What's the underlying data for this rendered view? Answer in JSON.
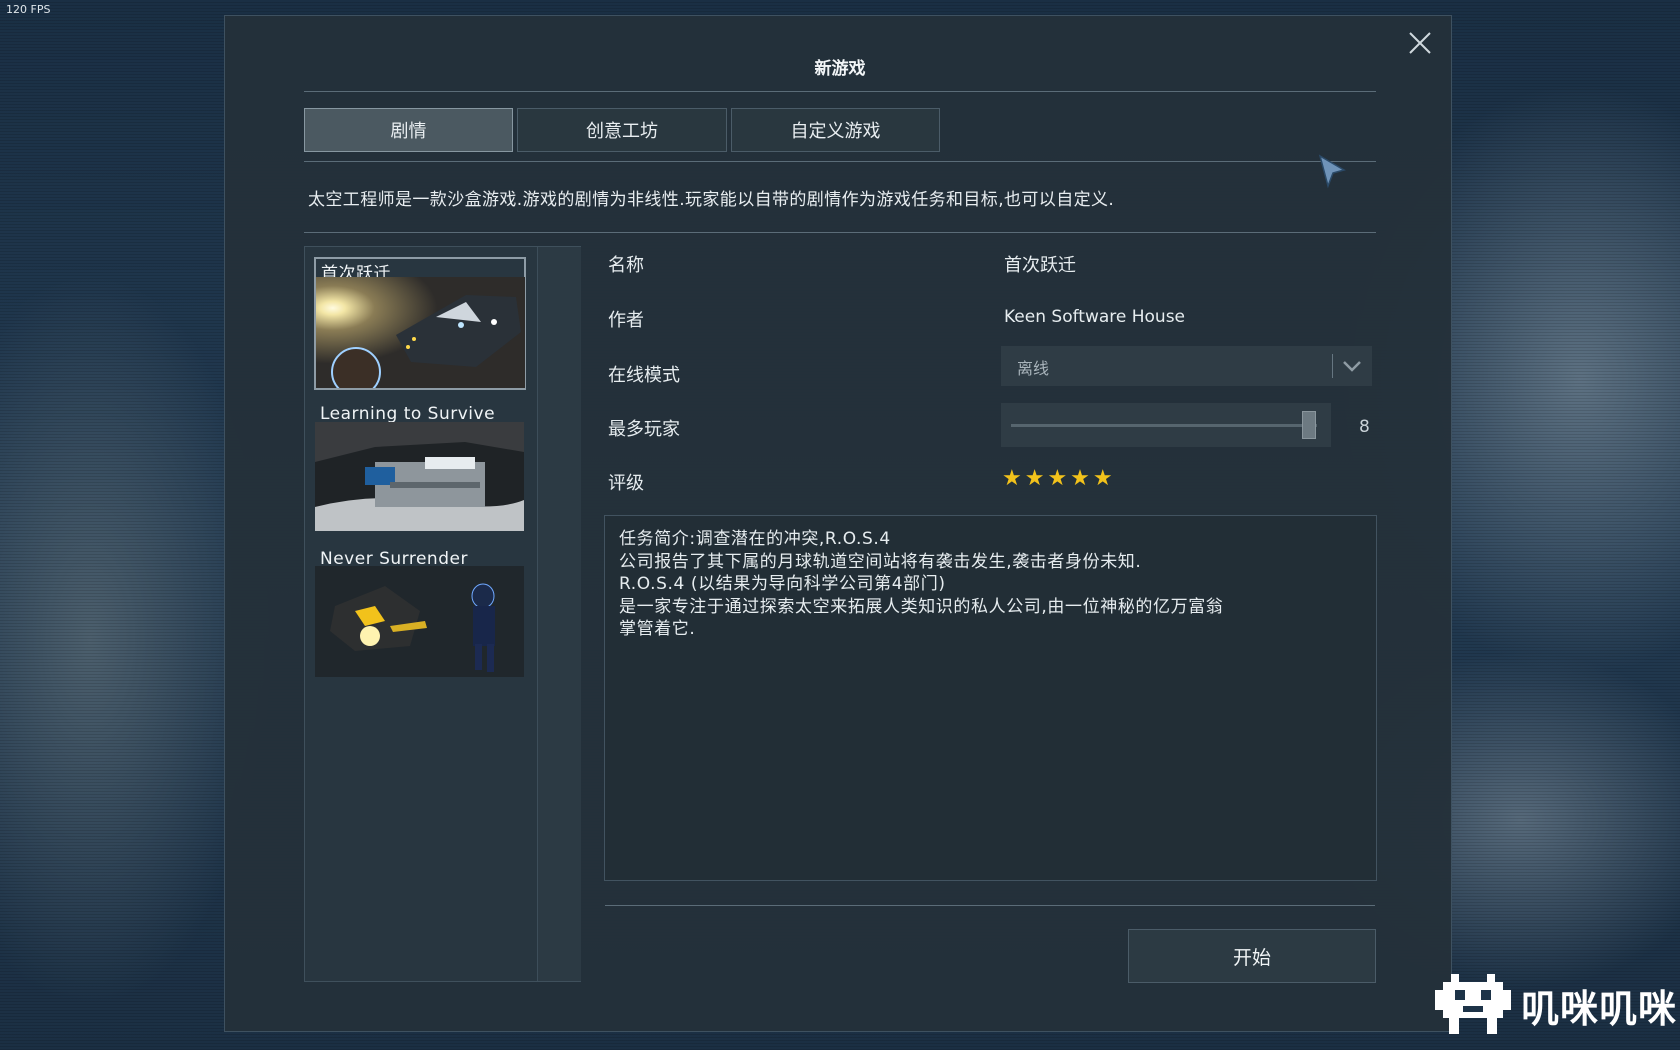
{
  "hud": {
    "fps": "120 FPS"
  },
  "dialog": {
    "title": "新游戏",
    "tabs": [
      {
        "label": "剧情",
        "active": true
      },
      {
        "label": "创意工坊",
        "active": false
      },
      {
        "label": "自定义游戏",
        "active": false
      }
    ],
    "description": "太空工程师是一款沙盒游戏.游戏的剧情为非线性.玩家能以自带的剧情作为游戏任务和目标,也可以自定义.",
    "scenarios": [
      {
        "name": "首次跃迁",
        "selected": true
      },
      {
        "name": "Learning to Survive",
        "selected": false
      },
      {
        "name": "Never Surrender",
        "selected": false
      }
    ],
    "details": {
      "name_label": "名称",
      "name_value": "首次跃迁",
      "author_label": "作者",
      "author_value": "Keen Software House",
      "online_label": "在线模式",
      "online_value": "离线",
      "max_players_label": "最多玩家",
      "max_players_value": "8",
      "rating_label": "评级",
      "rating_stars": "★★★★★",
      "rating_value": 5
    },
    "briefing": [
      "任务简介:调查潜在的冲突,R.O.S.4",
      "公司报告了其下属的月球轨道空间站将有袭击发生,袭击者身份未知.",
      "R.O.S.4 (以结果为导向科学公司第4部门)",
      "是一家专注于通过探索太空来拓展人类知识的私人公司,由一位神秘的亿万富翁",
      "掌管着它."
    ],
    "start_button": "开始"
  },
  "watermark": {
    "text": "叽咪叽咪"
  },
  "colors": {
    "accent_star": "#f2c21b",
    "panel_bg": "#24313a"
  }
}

◇ ◇ ◇ ◇

Your task
What you return should match the records above word for word, minus the pictures.

Solution to the exercise
What's the underlying data for this rendered view? Answer in JSON.
{
  "hud": {
    "fps": "120 FPS"
  },
  "dialog": {
    "title": "新游戏",
    "tabs": [
      {
        "label": "剧情",
        "active": true
      },
      {
        "label": "创意工坊",
        "active": false
      },
      {
        "label": "自定义游戏",
        "active": false
      }
    ],
    "description": "太空工程师是一款沙盒游戏.游戏的剧情为非线性.玩家能以自带的剧情作为游戏任务和目标,也可以自定义.",
    "scenarios": [
      {
        "name": "首次跃迁",
        "selected": true
      },
      {
        "name": "Learning to Survive",
        "selected": false
      },
      {
        "name": "Never Surrender",
        "selected": false
      }
    ],
    "details": {
      "name_label": "名称",
      "name_value": "首次跃迁",
      "author_label": "作者",
      "author_value": "Keen Software House",
      "online_label": "在线模式",
      "online_value": "离线",
      "max_players_label": "最多玩家",
      "max_players_value": "8",
      "rating_label": "评级",
      "rating_stars": "★★★★★",
      "rating_value": 5
    },
    "briefing": [
      "任务简介:调查潜在的冲突,R.O.S.4",
      "公司报告了其下属的月球轨道空间站将有袭击发生,袭击者身份未知.",
      "R.O.S.4 (以结果为导向科学公司第4部门)",
      "是一家专注于通过探索太空来拓展人类知识的私人公司,由一位神秘的亿万富翁",
      "掌管着它."
    ],
    "start_button": "开始"
  },
  "watermark": {
    "text": "叽咪叽咪"
  },
  "colors": {
    "accent_star": "#f2c21b",
    "panel_bg": "#24313a"
  }
}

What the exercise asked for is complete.